**Goal**:
Here is a listing, set out below; repeat its lines from the one with "What text is on this page?" to the last, both included, and leave out the pictures.

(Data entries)
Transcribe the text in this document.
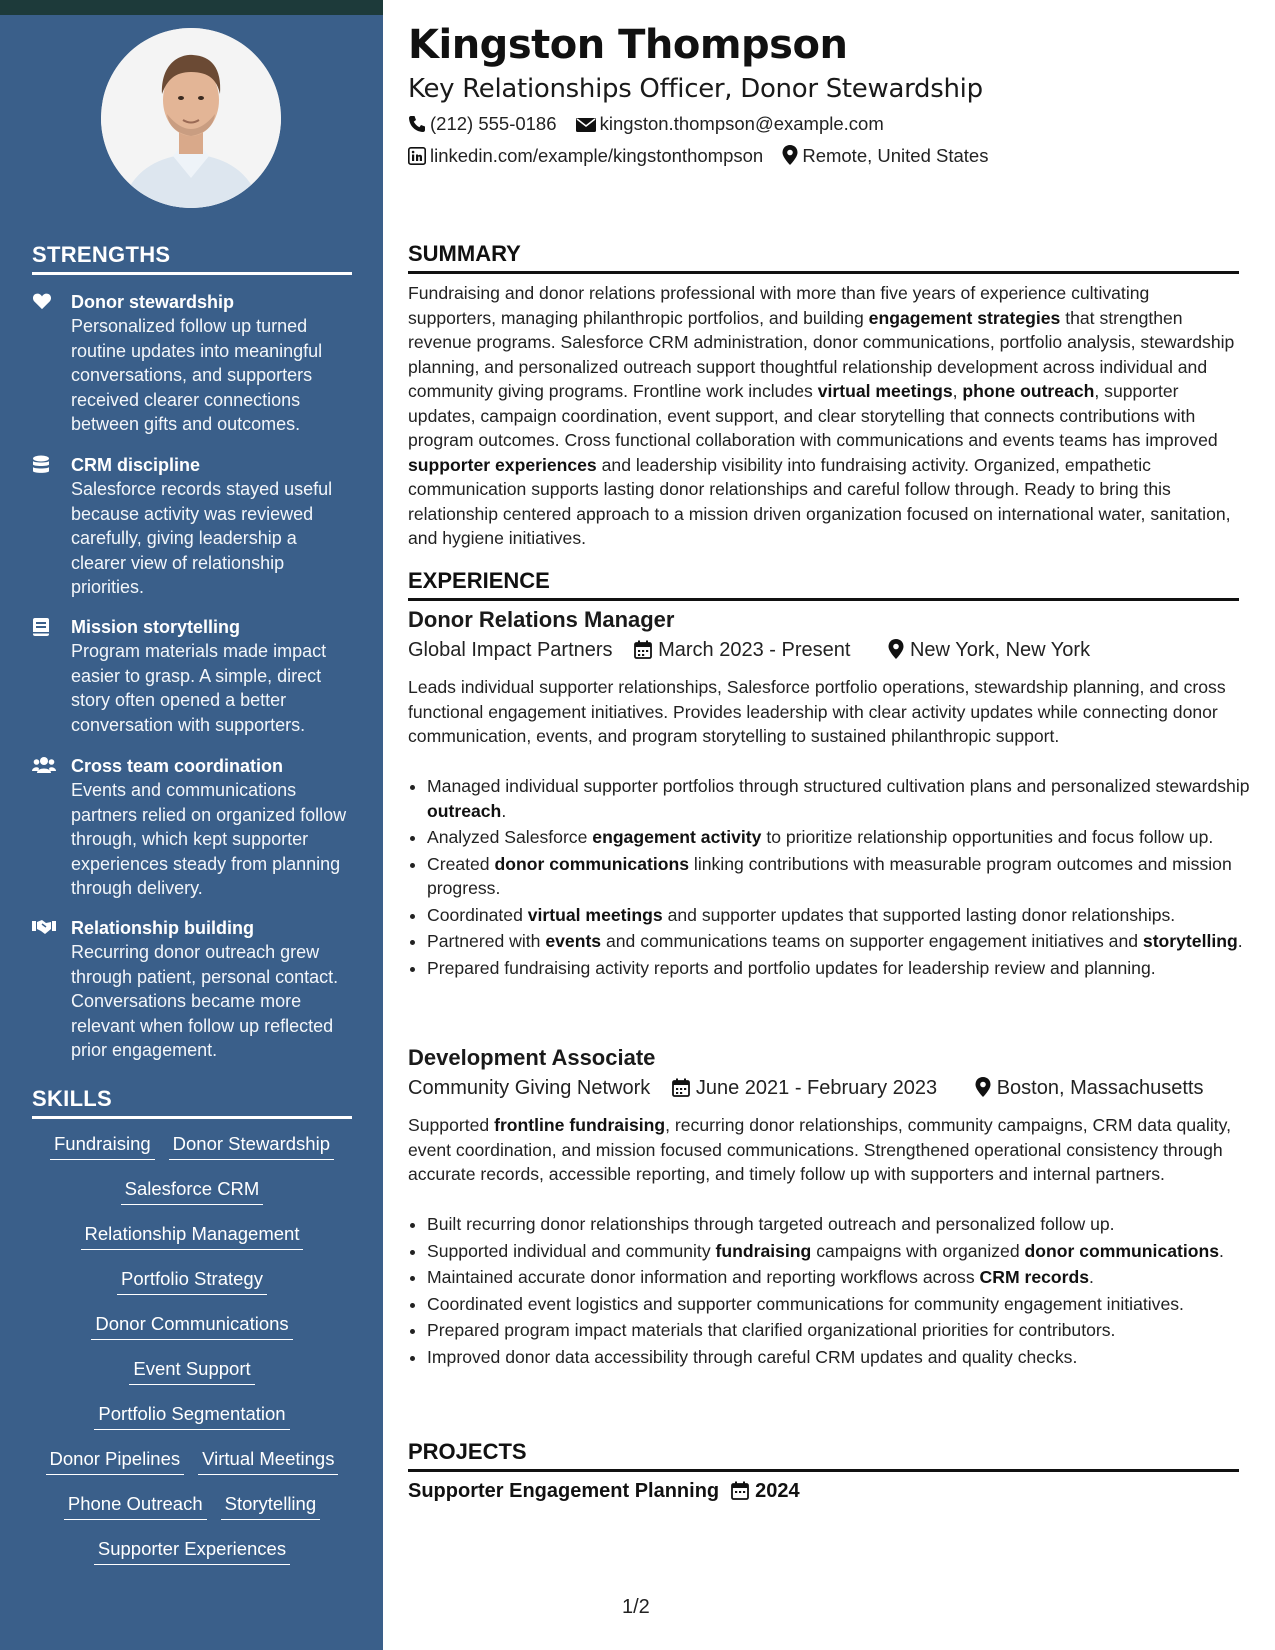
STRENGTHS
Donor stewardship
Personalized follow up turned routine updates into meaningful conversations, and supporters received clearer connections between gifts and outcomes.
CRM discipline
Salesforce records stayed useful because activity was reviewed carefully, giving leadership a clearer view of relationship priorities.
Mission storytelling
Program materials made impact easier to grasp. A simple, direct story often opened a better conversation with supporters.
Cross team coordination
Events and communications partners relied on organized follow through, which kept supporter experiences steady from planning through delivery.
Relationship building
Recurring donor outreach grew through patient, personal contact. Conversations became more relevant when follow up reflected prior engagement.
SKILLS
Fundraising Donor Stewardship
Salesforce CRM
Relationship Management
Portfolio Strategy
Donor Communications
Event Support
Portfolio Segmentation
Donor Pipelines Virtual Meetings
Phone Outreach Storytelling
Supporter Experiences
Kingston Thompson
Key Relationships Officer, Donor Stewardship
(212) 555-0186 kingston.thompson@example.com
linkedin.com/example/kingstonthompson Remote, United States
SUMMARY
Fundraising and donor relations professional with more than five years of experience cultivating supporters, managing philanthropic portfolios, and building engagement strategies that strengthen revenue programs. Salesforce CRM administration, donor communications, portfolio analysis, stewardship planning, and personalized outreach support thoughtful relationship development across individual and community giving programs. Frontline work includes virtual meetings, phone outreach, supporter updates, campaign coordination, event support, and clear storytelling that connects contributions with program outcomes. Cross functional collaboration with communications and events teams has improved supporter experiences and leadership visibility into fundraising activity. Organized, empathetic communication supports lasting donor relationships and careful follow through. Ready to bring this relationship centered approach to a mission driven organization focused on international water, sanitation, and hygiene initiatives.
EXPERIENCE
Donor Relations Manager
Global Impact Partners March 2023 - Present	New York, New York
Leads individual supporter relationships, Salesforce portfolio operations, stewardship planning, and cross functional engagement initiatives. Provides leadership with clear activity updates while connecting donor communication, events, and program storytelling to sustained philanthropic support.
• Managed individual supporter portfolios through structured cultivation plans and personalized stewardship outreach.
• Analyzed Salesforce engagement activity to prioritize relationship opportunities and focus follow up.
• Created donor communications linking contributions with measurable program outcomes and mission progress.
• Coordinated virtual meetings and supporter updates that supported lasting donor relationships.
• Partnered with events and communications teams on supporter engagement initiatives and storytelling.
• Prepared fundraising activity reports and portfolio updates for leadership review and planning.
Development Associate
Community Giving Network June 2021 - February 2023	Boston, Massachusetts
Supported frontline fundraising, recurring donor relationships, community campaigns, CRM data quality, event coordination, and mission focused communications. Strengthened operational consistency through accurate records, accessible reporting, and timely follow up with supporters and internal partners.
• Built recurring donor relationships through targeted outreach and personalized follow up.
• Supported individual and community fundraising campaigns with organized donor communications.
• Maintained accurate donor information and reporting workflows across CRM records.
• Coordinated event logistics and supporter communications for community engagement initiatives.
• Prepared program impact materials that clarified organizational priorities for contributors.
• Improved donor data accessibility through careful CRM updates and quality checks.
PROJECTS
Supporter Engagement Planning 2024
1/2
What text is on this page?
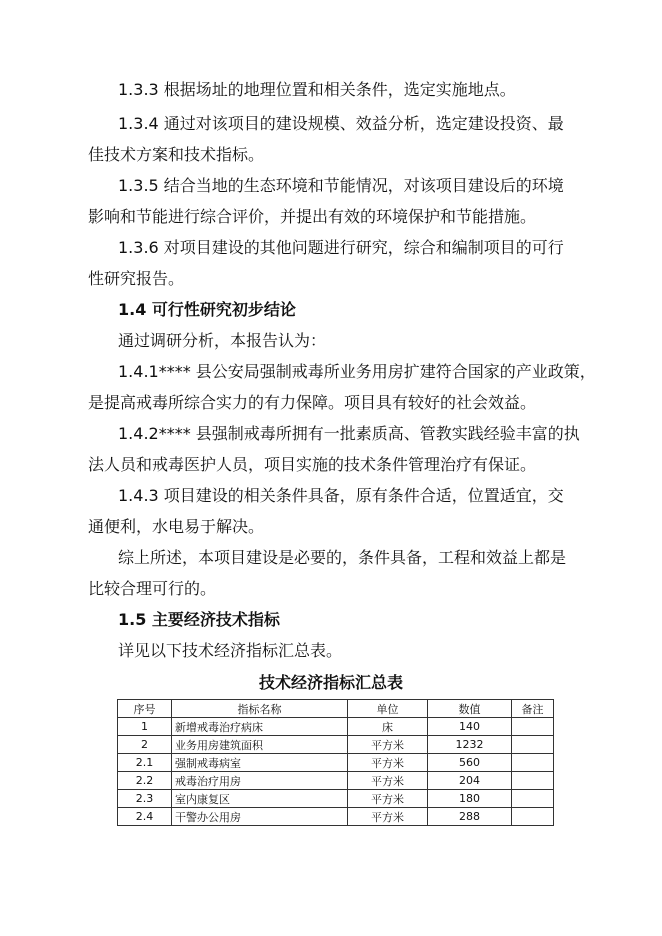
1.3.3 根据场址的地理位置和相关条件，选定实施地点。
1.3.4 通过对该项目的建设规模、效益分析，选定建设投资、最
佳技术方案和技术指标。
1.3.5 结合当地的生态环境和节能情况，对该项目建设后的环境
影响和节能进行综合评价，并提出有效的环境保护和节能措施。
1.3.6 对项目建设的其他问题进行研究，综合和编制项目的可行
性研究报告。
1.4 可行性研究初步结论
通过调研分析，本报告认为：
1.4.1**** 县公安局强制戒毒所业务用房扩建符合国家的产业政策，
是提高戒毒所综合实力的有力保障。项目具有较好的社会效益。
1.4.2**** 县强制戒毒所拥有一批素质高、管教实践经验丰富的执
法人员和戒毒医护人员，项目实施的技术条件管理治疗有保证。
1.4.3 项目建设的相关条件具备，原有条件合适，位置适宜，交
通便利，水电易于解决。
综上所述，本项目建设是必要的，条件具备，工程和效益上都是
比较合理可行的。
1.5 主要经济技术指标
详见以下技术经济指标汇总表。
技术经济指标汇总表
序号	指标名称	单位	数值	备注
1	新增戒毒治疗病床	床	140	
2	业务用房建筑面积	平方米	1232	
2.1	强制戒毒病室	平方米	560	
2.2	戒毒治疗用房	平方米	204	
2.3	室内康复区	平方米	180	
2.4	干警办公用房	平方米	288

**Exercise solution**:
What text is on this page?
1.3.3 根据场址的地理位置和相关条件，选定实施地点。
1.3.4 通过对该项目的建设规模、效益分析，选定建设投资、最
佳技术方案和技术指标。
1.3.5 结合当地的生态环境和节能情况，对该项目建设后的环境
影响和节能进行综合评价，并提出有效的环境保护和节能措施。
1.3.6 对项目建设的其他问题进行研究，综合和编制项目的可行
性研究报告。
1.4 可行性研究初步结论
通过调研分析，本报告认为：
1.4.1**** 县公安局强制戒毒所业务用房扩建符合国家的产业政策，
是提高戒毒所综合实力的有力保障。项目具有较好的社会效益。
1.4.2**** 县强制戒毒所拥有一批素质高、管教实践经验丰富的执
法人员和戒毒医护人员，项目实施的技术条件管理治疗有保证。
1.4.3 项目建设的相关条件具备，原有条件合适，位置适宜，交
通便利，水电易于解决。
综上所述，本项目建设是必要的，条件具备，工程和效益上都是
比较合理可行的。
1.5 主要经济技术指标
详见以下技术经济指标汇总表。
技术经济指标汇总表
序号	指标名称	单位	数值	备注
1	新增戒毒治疗病床	床	140	
2	业务用房建筑面积	平方米	1232	
2.1	强制戒毒病室	平方米	560	
2.2	戒毒治疗用房	平方米	204	
2.3	室内康复区	平方米	180	
2.4	干警办公用房	平方米	288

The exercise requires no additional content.